REQUIRED TASK
Lift every line from the entries that includes the word "plots".

Figure collection entries

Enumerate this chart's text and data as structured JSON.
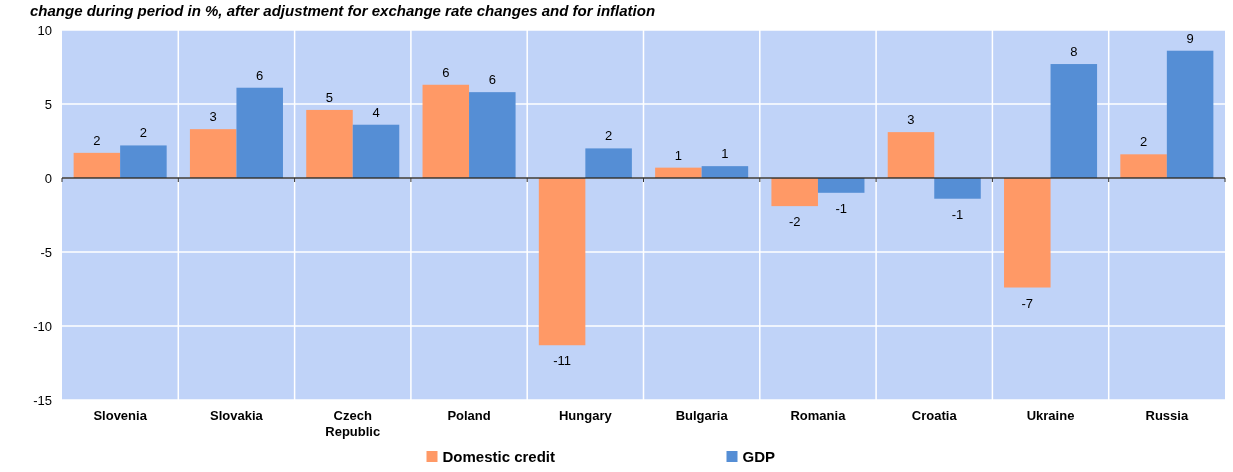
{
  "chart_data": {
    "type": "bar",
    "title": "change during period in %, after adjustment for exchange rate changes and for inflation",
    "categories": [
      "Slovenia",
      "Slovakia",
      "Czech Republic",
      "Poland",
      "Hungary",
      "Bulgaria",
      "Romania",
      "Croatia",
      "Ukraine",
      "Russia"
    ],
    "series": [
      {
        "name": "Domestic credit",
        "color": "#ff9966",
        "values": [
          1.7,
          3.3,
          4.6,
          6.3,
          -11.3,
          0.7,
          -1.9,
          3.1,
          -7.4,
          1.6
        ],
        "value_labels": [
          "2",
          "3",
          "5",
          "6",
          "-11",
          "1",
          "-2",
          "3",
          "-7",
          "2"
        ]
      },
      {
        "name": "GDP",
        "color": "#558ed5",
        "values": [
          2.2,
          6.1,
          3.6,
          5.8,
          2.0,
          0.8,
          -1.0,
          -1.4,
          7.7,
          8.6
        ],
        "value_labels": [
          "2",
          "6",
          "4",
          "6",
          "2",
          "1",
          "-1",
          "-1",
          "8",
          "9"
        ]
      }
    ],
    "ylim": [
      -15,
      10
    ],
    "yticks": [
      -15,
      -10,
      -5,
      0,
      5,
      10
    ],
    "grid": true,
    "legend": "bottom"
  }
}
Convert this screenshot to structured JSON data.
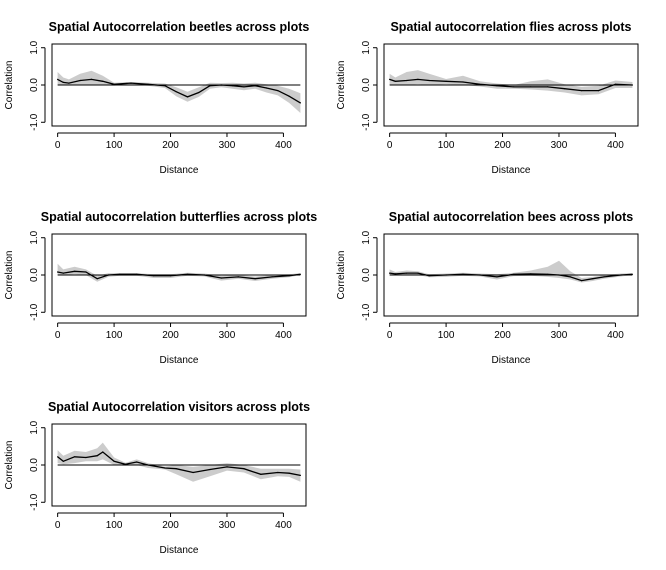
{
  "figure": {
    "background": "#ffffff"
  },
  "chart_data": [
    {
      "type": "line",
      "title": "Spatial Autocorrelation beetles across plots",
      "xlabel": "Distance",
      "ylabel": "Correlation",
      "xlim": [
        -10,
        440
      ],
      "ylim": [
        -1.1,
        1.1
      ],
      "xticks": [
        0,
        100,
        200,
        300,
        400
      ],
      "yticks": [
        -1.0,
        0.0,
        1.0
      ],
      "ytick_labels": [
        "-1.0",
        "0.0",
        "1.0"
      ],
      "reference_line": 0,
      "band_color": "#cccccc",
      "line_color": "#000000",
      "x": [
        0,
        10,
        20,
        40,
        60,
        80,
        100,
        130,
        160,
        190,
        210,
        230,
        250,
        270,
        290,
        310,
        330,
        350,
        370,
        390,
        410,
        430
      ],
      "y": [
        0.15,
        0.07,
        0.05,
        0.12,
        0.15,
        0.1,
        0.02,
        0.05,
        0.02,
        -0.02,
        -0.18,
        -0.32,
        -0.2,
        -0.02,
        0.0,
        -0.02,
        -0.05,
        -0.02,
        -0.08,
        -0.15,
        -0.3,
        -0.48
      ],
      "lower": [
        0.0,
        0.0,
        0.0,
        0.0,
        0.0,
        0.0,
        -0.02,
        0.02,
        -0.02,
        -0.08,
        -0.3,
        -0.45,
        -0.32,
        -0.1,
        -0.06,
        -0.1,
        -0.14,
        -0.1,
        -0.2,
        -0.28,
        -0.48,
        -0.75
      ],
      "upper": [
        0.35,
        0.2,
        0.15,
        0.3,
        0.38,
        0.25,
        0.06,
        0.08,
        0.06,
        0.04,
        -0.06,
        -0.18,
        -0.06,
        0.06,
        0.05,
        0.06,
        0.04,
        0.06,
        0.02,
        -0.02,
        -0.1,
        -0.22
      ]
    },
    {
      "type": "line",
      "title": "Spatial autocorrelation flies across plots",
      "xlabel": "Distance",
      "ylabel": "Correlation",
      "xlim": [
        -10,
        440
      ],
      "ylim": [
        -1.1,
        1.1
      ],
      "xticks": [
        0,
        100,
        200,
        300,
        400
      ],
      "yticks": [
        -1.0,
        0.0,
        1.0
      ],
      "ytick_labels": [
        "-1.0",
        "0.0",
        "1.0"
      ],
      "reference_line": 0,
      "band_color": "#cccccc",
      "line_color": "#000000",
      "x": [
        0,
        10,
        30,
        50,
        70,
        100,
        130,
        160,
        190,
        220,
        250,
        280,
        310,
        340,
        370,
        400,
        430
      ],
      "y": [
        0.15,
        0.1,
        0.12,
        0.15,
        0.12,
        0.1,
        0.08,
        0.02,
        -0.02,
        -0.05,
        -0.05,
        -0.05,
        -0.1,
        -0.15,
        -0.15,
        0.02,
        0.0
      ],
      "lower": [
        0.0,
        0.0,
        0.0,
        0.02,
        0.0,
        0.02,
        0.0,
        -0.04,
        -0.1,
        -0.1,
        -0.12,
        -0.15,
        -0.2,
        -0.28,
        -0.25,
        -0.08,
        -0.08
      ],
      "upper": [
        0.3,
        0.2,
        0.35,
        0.4,
        0.3,
        0.16,
        0.25,
        0.1,
        0.04,
        0.0,
        0.1,
        0.15,
        0.02,
        -0.05,
        -0.02,
        0.12,
        0.08
      ]
    },
    {
      "type": "line",
      "title": "Spatial autocorrelation butterflies across plots",
      "xlabel": "Distance",
      "ylabel": "Correlation",
      "xlim": [
        -10,
        440
      ],
      "ylim": [
        -1.1,
        1.1
      ],
      "xticks": [
        0,
        100,
        200,
        300,
        400
      ],
      "yticks": [
        -1.0,
        0.0,
        1.0
      ],
      "ytick_labels": [
        "-1.0",
        "0.0",
        "1.0"
      ],
      "reference_line": 0,
      "band_color": "#cccccc",
      "line_color": "#000000",
      "x": [
        0,
        10,
        30,
        50,
        70,
        90,
        110,
        140,
        170,
        200,
        230,
        260,
        290,
        320,
        350,
        380,
        410,
        430
      ],
      "y": [
        0.08,
        0.05,
        0.1,
        0.08,
        -0.1,
        0.0,
        0.02,
        0.02,
        -0.02,
        -0.02,
        0.02,
        0.0,
        -0.08,
        -0.05,
        -0.1,
        -0.05,
        -0.02,
        0.02
      ],
      "lower": [
        0.0,
        0.0,
        0.02,
        0.0,
        -0.18,
        -0.05,
        -0.02,
        -0.02,
        -0.08,
        -0.08,
        -0.02,
        -0.04,
        -0.15,
        -0.1,
        -0.16,
        -0.1,
        -0.06,
        0.0
      ],
      "upper": [
        0.3,
        0.15,
        0.22,
        0.15,
        -0.02,
        0.05,
        0.05,
        0.05,
        0.02,
        0.02,
        0.06,
        0.04,
        -0.02,
        0.0,
        -0.04,
        0.0,
        0.02,
        0.05
      ]
    },
    {
      "type": "line",
      "title": "Spatial autocorrelation bees across plots",
      "xlabel": "Distance",
      "ylabel": "Correlation",
      "xlim": [
        -10,
        440
      ],
      "ylim": [
        -1.1,
        1.1
      ],
      "xticks": [
        0,
        100,
        200,
        300,
        400
      ],
      "yticks": [
        -1.0,
        0.0,
        1.0
      ],
      "ytick_labels": [
        "-1.0",
        "0.0",
        "1.0"
      ],
      "reference_line": 0,
      "band_color": "#cccccc",
      "line_color": "#000000",
      "x": [
        0,
        10,
        30,
        50,
        70,
        100,
        130,
        160,
        190,
        220,
        250,
        280,
        300,
        320,
        340,
        360,
        380,
        410,
        430
      ],
      "y": [
        0.05,
        0.03,
        0.05,
        0.05,
        -0.02,
        0.0,
        0.02,
        0.0,
        -0.05,
        0.02,
        0.03,
        0.02,
        0.0,
        -0.05,
        -0.15,
        -0.1,
        -0.05,
        0.0,
        0.02
      ],
      "lower": [
        0.0,
        0.0,
        0.0,
        0.0,
        -0.06,
        -0.05,
        -0.02,
        -0.04,
        -0.12,
        -0.03,
        -0.02,
        -0.05,
        -0.08,
        -0.12,
        -0.2,
        -0.16,
        -0.1,
        -0.04,
        0.0
      ],
      "upper": [
        0.15,
        0.08,
        0.12,
        0.1,
        0.02,
        0.04,
        0.06,
        0.04,
        0.02,
        0.06,
        0.12,
        0.22,
        0.38,
        0.1,
        -0.08,
        -0.05,
        0.0,
        0.04,
        0.05
      ]
    },
    {
      "type": "line",
      "title": "Spatial Autocorrelation visitors across plots",
      "xlabel": "Distance",
      "ylabel": "Correlation",
      "xlim": [
        -10,
        440
      ],
      "ylim": [
        -1.1,
        1.1
      ],
      "xticks": [
        0,
        100,
        200,
        300,
        400
      ],
      "yticks": [
        -1.0,
        0.0,
        1.0
      ],
      "ytick_labels": [
        "-1.0",
        "0.0",
        "1.0"
      ],
      "reference_line": 0,
      "band_color": "#cccccc",
      "line_color": "#000000",
      "x": [
        0,
        10,
        30,
        50,
        70,
        80,
        100,
        120,
        140,
        160,
        190,
        210,
        240,
        270,
        300,
        330,
        360,
        390,
        410,
        430
      ],
      "y": [
        0.22,
        0.1,
        0.22,
        0.2,
        0.25,
        0.35,
        0.1,
        0.02,
        0.08,
        0.0,
        -0.08,
        -0.1,
        -0.2,
        -0.12,
        -0.05,
        -0.1,
        -0.25,
        -0.2,
        -0.22,
        -0.28
      ],
      "lower": [
        0.05,
        0.02,
        0.05,
        0.1,
        0.1,
        0.15,
        0.0,
        -0.02,
        0.0,
        -0.08,
        -0.12,
        -0.25,
        -0.45,
        -0.3,
        -0.15,
        -0.2,
        -0.38,
        -0.3,
        -0.32,
        -0.45
      ],
      "upper": [
        0.4,
        0.25,
        0.38,
        0.35,
        0.45,
        0.6,
        0.2,
        0.06,
        0.15,
        0.05,
        -0.04,
        0.0,
        -0.05,
        0.0,
        0.05,
        0.0,
        -0.1,
        -0.1,
        -0.1,
        -0.12
      ]
    }
  ]
}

SOLUTION FOR THIS TASK
      "title": "Spatial Autocorrelation beetles across plots",
      "title": "Spatial autocorrelation flies across plots",
      "title": "Spatial autocorrelation butterflies across plots",
      "title": "Spatial autocorrelation bees across plots",
      "title": "Spatial Autocorrelation visitors across plots",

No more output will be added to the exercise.